* **STATED EXERCISE**:
What follows is a set of entries. Repeat them exactly, but not their pictures.

* **RAW RECORDS**:
— START —

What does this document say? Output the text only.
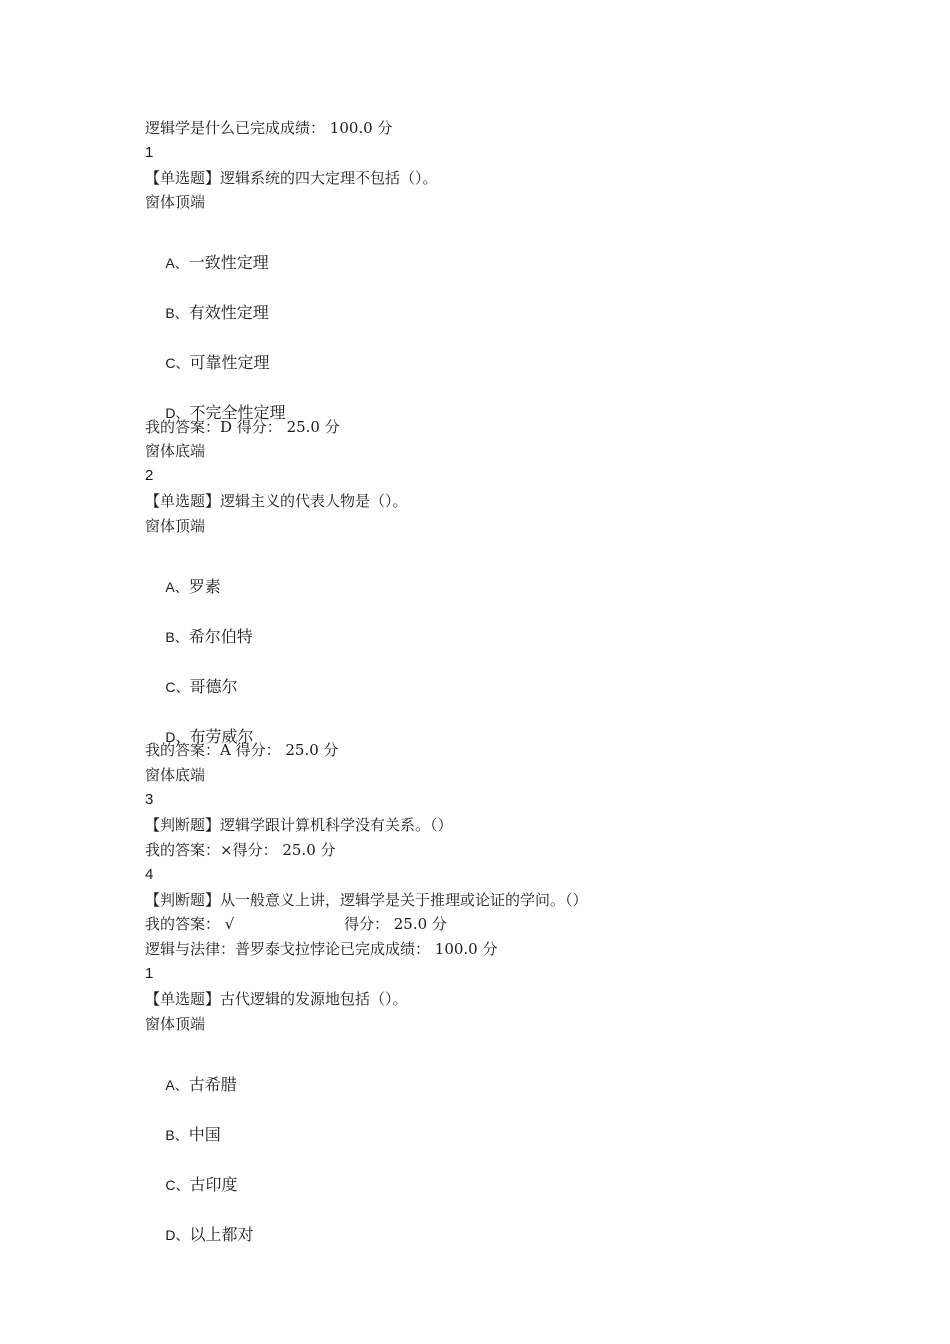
逻辑学是什么已完成成绩： 100.0 分
1
【单选题】逻辑系统的四大定理不包括（）。
窗体顶端

A、一致性定理

B、有效性定理

C、可靠性定理

D、不完全性定理

我的答案：D 得分： 25.0 分
窗体底端
2
【单选题】逻辑主义的代表人物是（）。
窗体顶端

A、罗素

B、希尔伯特

C、哥德尔

D、布劳威尔

我的答案：A 得分： 25.0 分
窗体底端
3
【判断题】逻辑学跟计算机科学没有关系。（）
我的答案：×得分： 25.0 分
4
【判断题】从一般意义上讲，逻辑学是关于推理或论证的学问。（）
我的答案： √                       得分： 25.0 分
逻辑与法律：普罗泰戈拉悖论已完成成绩： 100.0 分
1
【单选题】古代逻辑的发源地包括（）。
窗体顶端

A、古希腊

B、中国

C、古印度

D、以上都对
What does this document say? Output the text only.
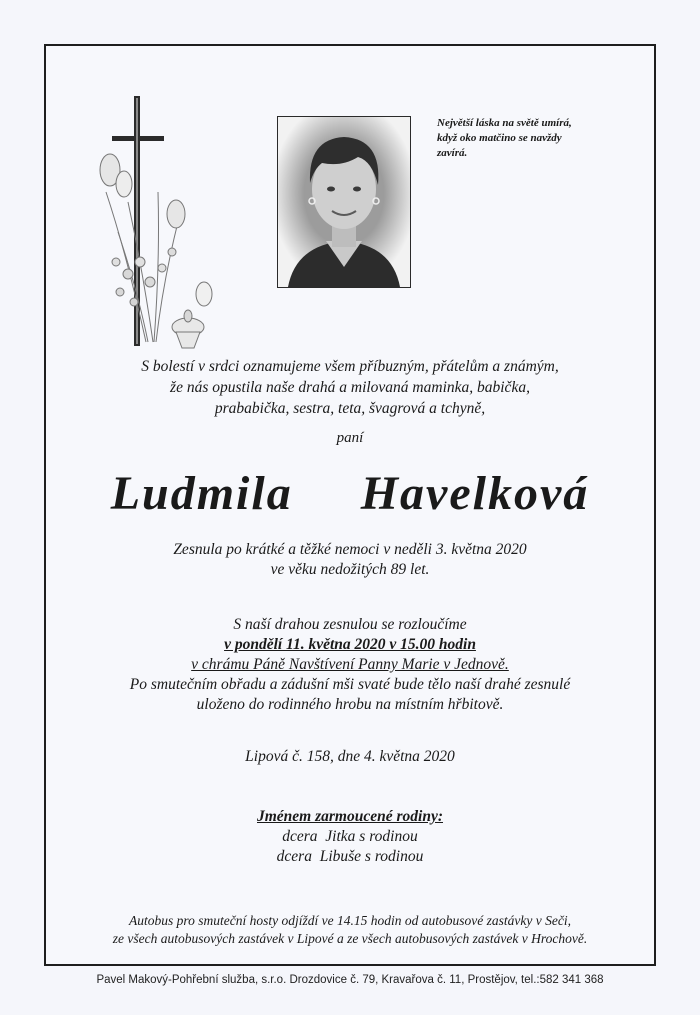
Největší láska na světě umírá,
když oko matčino se navždy
zavírá.
S bolestí v srdci oznamujeme všem příbuzným, přátelům a známým,
že nás opustila naše drahá a milovaná maminka, babička,
prababička, sestra, teta, švagrová a tchyně,
paní
Ludmila  Havelková
Zesnula po krátké a těžké nemoci v neděli 3. května 2020
ve věku nedožitých 89 let.
S naší drahou zesnulou se rozloučíme
v pondělí 11. května 2020 v 15.00 hodin
v chrámu Páně Navštívení Panny Marie v Jednově.
Po smutečním obřadu a zádušní mši svaté bude tělo naší drahé zesnulé
uloženo do rodinného hrobu na místním hřbitově.
Lipová č. 158, dne 4. května 2020
Jménem zarmoucené rodiny:
dcera  Jitka s rodinou
dcera  Libuše s rodinou
Autobus pro smuteční hosty odjíždí ve 14.15 hodin od autobusové zastávky v Seči,
ze všech autobusových zastávek v Lipové a ze všech autobusových zastávek v Hrochově.
Pavel Makový-Pohřební služba, s.r.o. Drozdovice č. 79, Kravařova č. 11, Prostějov, tel.:582 341 368
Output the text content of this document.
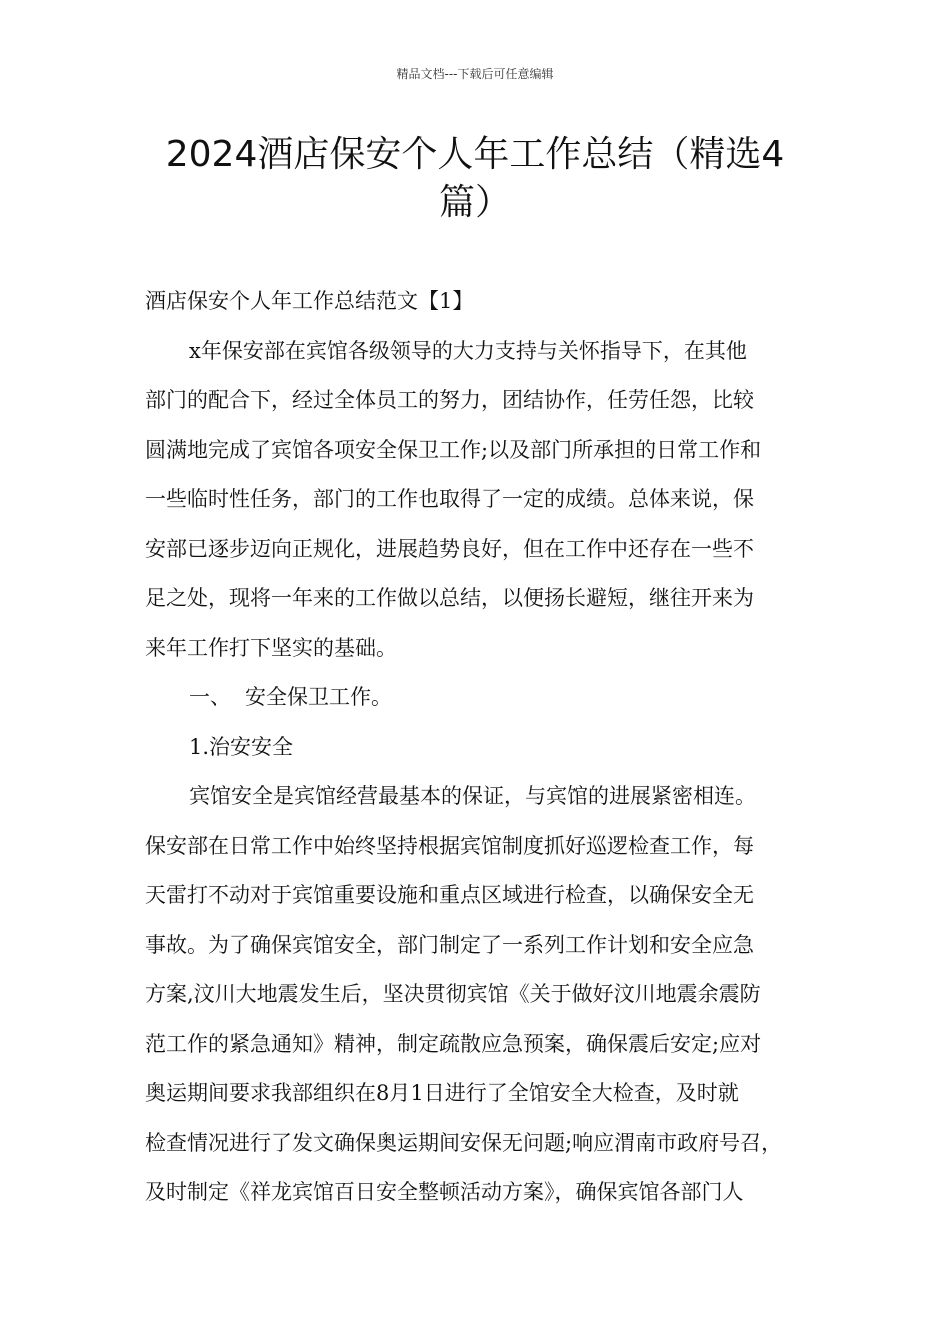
精品文档---下载后可任意编辑
2024酒店保安个人年工作总结（精选4
篇）
酒店保安个人年工作总结范文【1】
x年保安部在宾馆各级领导的大力支持与关怀指导下，在其他
部门的配合下，经过全体员工的努力，团结协作，任劳任怨，比较
圆满地完成了宾馆各项安全保卫工作;以及部门所承担的日常工作和
一些临时性任务，部门的工作也取得了一定的成绩。总体来说，保
安部已逐步迈向正规化，进展趋势良好，但在工作中还存在一些不
足之处，现将一年来的工作做以总结，以便扬长避短，继往开来为
来年工作打下坚实的基础。
一、 安全保卫工作。
1.治安安全
宾馆安全是宾馆经营最基本的保证，与宾馆的进展紧密相连。
保安部在日常工作中始终坚持根据宾馆制度抓好巡逻检查工作，每
天雷打不动对于宾馆重要设施和重点区域进行检查，以确保安全无
事故。为了确保宾馆安全，部门制定了一系列工作计划和安全应急
方案,汶川大地震发生后，坚决贯彻宾馆《关于做好汶川地震余震防
范工作的紧急通知》精神，制定疏散应急预案，确保震后安定;应对
奥运期间要求我部组织在8月1日进行了全馆安全大检查，及时就
检查情况进行了发文确保奥运期间安保无问题;响应渭南市政府号召，
及时制定《祥龙宾馆百日安全整顿活动方案》，确保宾馆各部门人
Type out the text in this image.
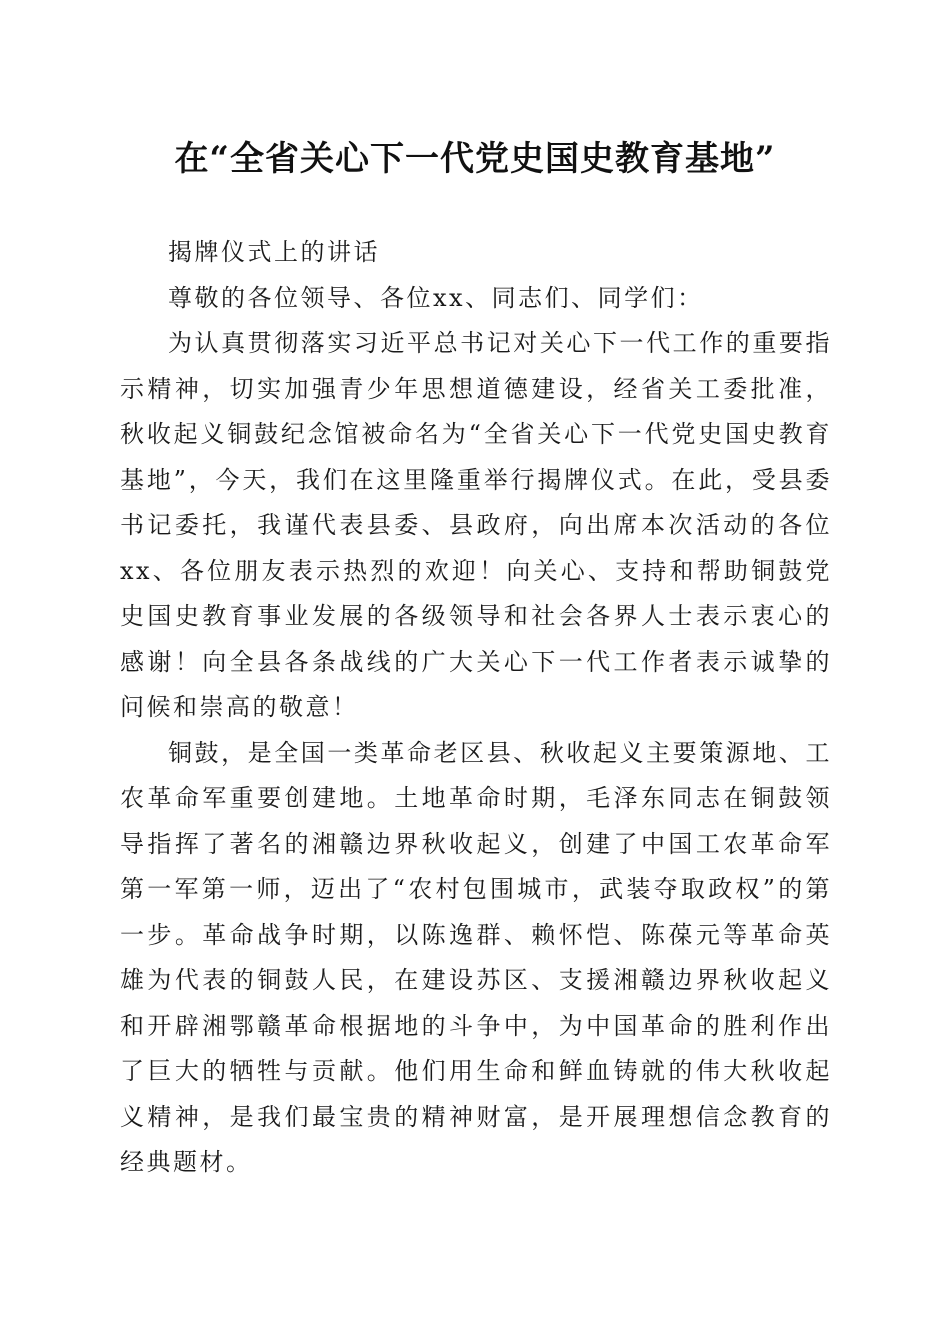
在“全省关心下一代党史国史教育基地”

揭牌仪式上的讲话

尊敬的各位领导、各位xx、同志们、同学们：

为认真贯彻落实习近平总书记对关心下一代工作的重要指示精神，切实加强青少年思想道德建设，经省关工委批准，秋收起义铜鼓纪念馆被命名为“全省关心下一代党史国史教育基地”，今天，我们在这里隆重举行揭牌仪式。在此，受县委书记委托，我谨代表县委、县政府，向出席本次活动的各位xx、各位朋友表示热烈的欢迎！向关心、支持和帮助铜鼓党史国史教育事业发展的各级领导和社会各界人士表示衷心的感谢！向全县各条战线的广大关心下一代工作者表示诚挚的问候和崇高的敬意！

铜鼓，是全国一类革命老区县、秋收起义主要策源地、工农革命军重要创建地。土地革命时期，毛泽东同志在铜鼓领导指挥了著名的湘赣边界秋收起义，创建了中国工农革命军第一军第一师，迈出了“农村包围城市，武装夺取政权”的第一步。革命战争时期，以陈逸群、赖怀恺、陈葆元等革命英雄为代表的铜鼓人民，在建设苏区、支援湘赣边界秋收起义和开辟湘鄂赣革命根据地的斗争中，为中国革命的胜利作出了巨大的牺牲与贡献。他们用生命和鲜血铸就的伟大秋收起义精神，是我们最宝贵的精神财富，是开展理想信念教育的经典题材。
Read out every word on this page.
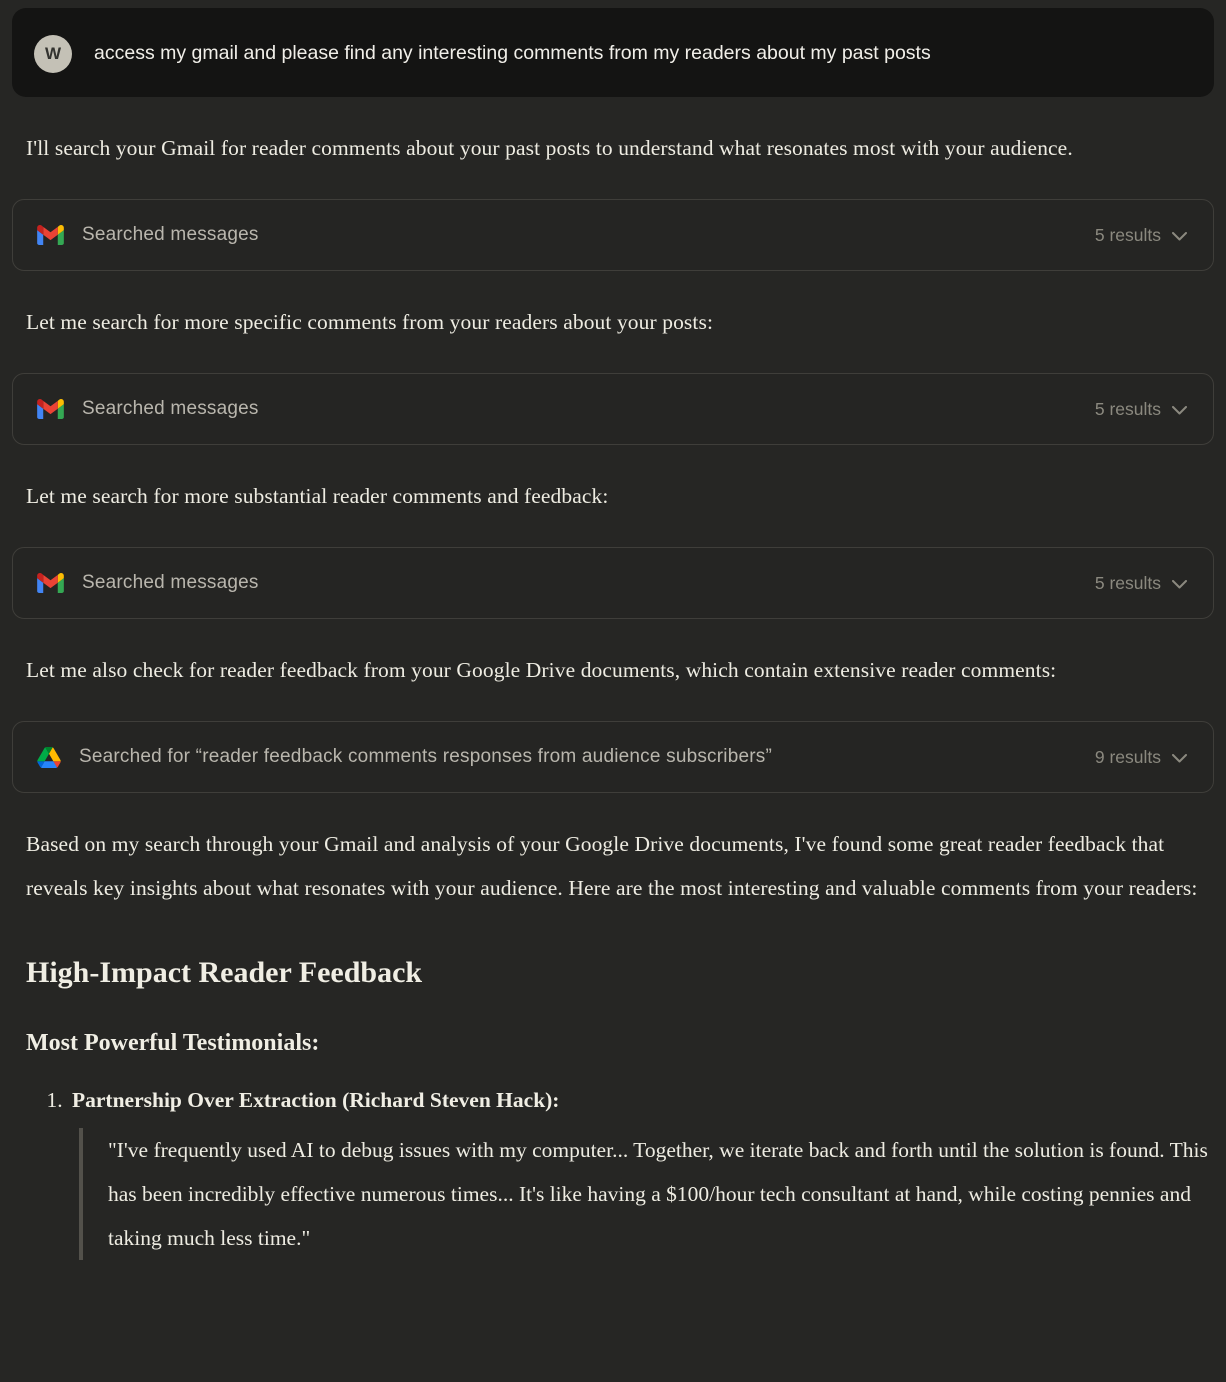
W access my gmail and please find any interesting comments from my readers about my past posts

I'll search your Gmail for reader comments about your past posts to understand what resonates most with your audience.

Searched messages	5 results

Let me search for more specific comments from your readers about your posts:

Searched messages	5 results

Let me search for more substantial reader comments and feedback:

Searched messages	5 results

Let me also check for reader feedback from your Google Drive documents, which contain extensive reader comments:

Searched for “reader feedback comments responses from audience subscribers”	9 results

Based on my search through your Gmail and analysis of your Google Drive documents, I've found some great reader feedback that reveals key insights about what resonates with your audience. Here are the most interesting and valuable comments from your readers:

High-Impact Reader Feedback
Most Powerful Testimonials:
1. Partnership Over Extraction (Richard Steven Hack):
"I've frequently used AI to debug issues with my computer... Together, we iterate back and forth until the solution is found. This has been incredibly effective numerous times... It's like having a $100/hour tech consultant at hand, while costing pennies and taking much less time."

— END —

* **TASK ANSWER**:
What does this document say? Output the text only.
逻辑学是什么已完成成绩： 100.0 分
1
【单选题】逻辑系统的四大定理不包括（）。
窗体顶端

A、一致性定理

B、有效性定理

C、可靠性定理

D、不完全性定理

我的答案：D 得分： 25.0 分
窗体底端
2
【单选题】逻辑主义的代表人物是（）。
窗体顶端

A、罗素

B、希尔伯特

C、哥德尔

D、布劳威尔

我的答案：A 得分： 25.0 分
窗体底端
3
【判断题】逻辑学跟计算机科学没有关系。（）
我的答案：×得分： 25.0 分
4
【判断题】从一般意义上讲，逻辑学是关于推理或论证的学问。（）
我的答案： √                       得分： 25.0 分
逻辑与法律：普罗泰戈拉悖论已完成成绩： 100.0 分
1
【单选题】古代逻辑的发源地包括（）。
窗体顶端

A、古希腊

B、中国

C、古印度

D、以上都对
What does this document say? Output the text only.
Největší láska na světě umírá,
když oko matčino se navždy
zavírá.
S bolestí v srdci oznamujeme všem příbuzným, přátelům a známým,
že nás opustila naše drahá a milovaná maminka, babička,
prababička, sestra, teta, švagrová a tchyně,
paní
Ludmila  Havelková
Zesnula po krátké a těžké nemoci v neděli 3. května 2020
ve věku nedožitých 89 let.
S naší drahou zesnulou se rozloučíme
v pondělí 11. května 2020 v 15.00 hodin
v chrámu Páně Navštívení Panny Marie v Jednově.
Po smutečním obřadu a zádušní mši svaté bude tělo naší drahé zesnulé
uloženo do rodinného hrobu na místním hřbitově.
Lipová č. 158, dne 4. května 2020
Jménem zarmoucené rodiny:
dcera  Jitka s rodinou
dcera  Libuše s rodinou
Autobus pro smuteční hosty odjíždí ve 14.15 hodin od autobusové zastávky v Seči,
ze všech autobusových zastávek v Lipové a ze všech autobusových zastávek v Hrochově.
Pavel Makový-Pohřební služba, s.r.o. Drozdovice č. 79, Kravařova č. 11, Prostějov, tel.:582 341 368
Output the text content of this document.
精品文档---下载后可任意编辑
2024酒店保安个人年工作总结（精选4
篇）
酒店保安个人年工作总结范文【1】
x年保安部在宾馆各级领导的大力支持与关怀指导下，在其他
部门的配合下，经过全体员工的努力，团结协作，任劳任怨，比较
圆满地完成了宾馆各项安全保卫工作;以及部门所承担的日常工作和
一些临时性任务，部门的工作也取得了一定的成绩。总体来说，保
安部已逐步迈向正规化，进展趋势良好，但在工作中还存在一些不
足之处，现将一年来的工作做以总结，以便扬长避短，继往开来为
来年工作打下坚实的基础。
一、 安全保卫工作。
1.治安安全
宾馆安全是宾馆经营最基本的保证，与宾馆的进展紧密相连。
保安部在日常工作中始终坚持根据宾馆制度抓好巡逻检查工作，每
天雷打不动对于宾馆重要设施和重点区域进行检查，以确保安全无
事故。为了确保宾馆安全，部门制定了一系列工作计划和安全应急
方案,汶川大地震发生后，坚决贯彻宾馆《关于做好汶川地震余震防
范工作的紧急通知》精神，制定疏散应急预案，确保震后安定;应对
奥运期间要求我部组织在8月1日进行了全馆安全大检查，及时就
检查情况进行了发文确保奥运期间安保无问题;响应渭南市政府号召，
及时制定《祥龙宾馆百日安全整顿活动方案》，确保宾馆各部门人
Type out the text in this image.
在“全省关心下一代党史国史教育基地”

揭牌仪式上的讲话

尊敬的各位领导、各位xx、同志们、同学们：

为认真贯彻落实习近平总书记对关心下一代工作的重要指示精神，切实加强青少年思想道德建设，经省关工委批准，秋收起义铜鼓纪念馆被命名为“全省关心下一代党史国史教育基地”，今天，我们在这里隆重举行揭牌仪式。在此，受县委书记委托，我谨代表县委、县政府，向出席本次活动的各位xx、各位朋友表示热烈的欢迎！向关心、支持和帮助铜鼓党史国史教育事业发展的各级领导和社会各界人士表示衷心的感谢！向全县各条战线的广大关心下一代工作者表示诚挚的问候和崇高的敬意！

铜鼓，是全国一类革命老区县、秋收起义主要策源地、工农革命军重要创建地。土地革命时期，毛泽东同志在铜鼓领导指挥了著名的湘赣边界秋收起义，创建了中国工农革命军第一军第一师，迈出了“农村包围城市，武装夺取政权”的第一步。革命战争时期，以陈逸群、赖怀恺、陈葆元等革命英雄为代表的铜鼓人民，在建设苏区、支援湘赣边界秋收起义和开辟湘鄂赣革命根据地的斗争中，为中国革命的胜利作出了巨大的牺牲与贡献。他们用生命和鲜血铸就的伟大秋收起义精神，是我们最宝贵的精神财富，是开展理想信念教育的经典题材。
Read out every word on this page.
W access my gmail and please find any interesting comments from my readers about my past posts

I'll search your Gmail for reader comments about your past posts to understand what resonates most with your audience.

Searched messages	5 results

Let me search for more specific comments from your readers about your posts:

Searched messages	5 results

Let me search for more substantial reader comments and feedback:

Searched messages	5 results

Let me also check for reader feedback from your Google Drive documents, which contain extensive reader comments:

Searched for “reader feedback comments responses from audience subscribers”	9 results

Based on my search through your Gmail and analysis of your Google Drive documents, I've found some great reader feedback that reveals key insights about what resonates with your audience. Here are the most interesting and valuable comments from your readers:

High-Impact Reader Feedback
Most Powerful Testimonials:
1. Partnership Over Extraction (Richard Steven Hack):
"I've frequently used AI to debug issues with my computer... Together, we iterate back and forth until the solution is found. This has been incredibly effective numerous times... It's like having a $100/hour tech consultant at hand, while costing pennies and taking much less time."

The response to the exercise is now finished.